# WHAT YOU ARE ASKED TO DO
Search the records for the word "Enrolment" and report each line that has it.

Stored dataset items
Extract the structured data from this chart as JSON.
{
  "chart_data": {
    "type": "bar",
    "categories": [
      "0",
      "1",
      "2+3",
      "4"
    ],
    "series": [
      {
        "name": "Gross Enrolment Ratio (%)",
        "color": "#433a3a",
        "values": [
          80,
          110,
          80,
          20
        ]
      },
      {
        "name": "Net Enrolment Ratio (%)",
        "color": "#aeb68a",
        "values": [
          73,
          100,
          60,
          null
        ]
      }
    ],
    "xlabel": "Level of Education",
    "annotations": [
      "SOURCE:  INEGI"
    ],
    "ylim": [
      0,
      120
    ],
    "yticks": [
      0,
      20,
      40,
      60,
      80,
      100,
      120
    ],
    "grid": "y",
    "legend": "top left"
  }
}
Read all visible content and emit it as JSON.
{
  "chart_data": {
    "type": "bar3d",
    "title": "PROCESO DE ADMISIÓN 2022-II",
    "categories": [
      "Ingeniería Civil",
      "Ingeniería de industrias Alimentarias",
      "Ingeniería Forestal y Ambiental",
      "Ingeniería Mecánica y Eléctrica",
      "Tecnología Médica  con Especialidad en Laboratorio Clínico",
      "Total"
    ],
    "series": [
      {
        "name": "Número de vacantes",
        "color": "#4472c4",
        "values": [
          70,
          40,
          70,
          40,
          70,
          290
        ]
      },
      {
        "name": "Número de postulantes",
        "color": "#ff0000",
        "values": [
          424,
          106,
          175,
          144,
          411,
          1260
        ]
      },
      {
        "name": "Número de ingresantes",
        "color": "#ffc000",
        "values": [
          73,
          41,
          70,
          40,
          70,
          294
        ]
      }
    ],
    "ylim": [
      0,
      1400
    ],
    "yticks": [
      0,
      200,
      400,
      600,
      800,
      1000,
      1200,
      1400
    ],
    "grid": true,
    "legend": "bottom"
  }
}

# RESULT OF THIS EXERCISE
        "name": "Gross Enrolment Ratio (%)",
        "name": "Net Enrolment Ratio (%)",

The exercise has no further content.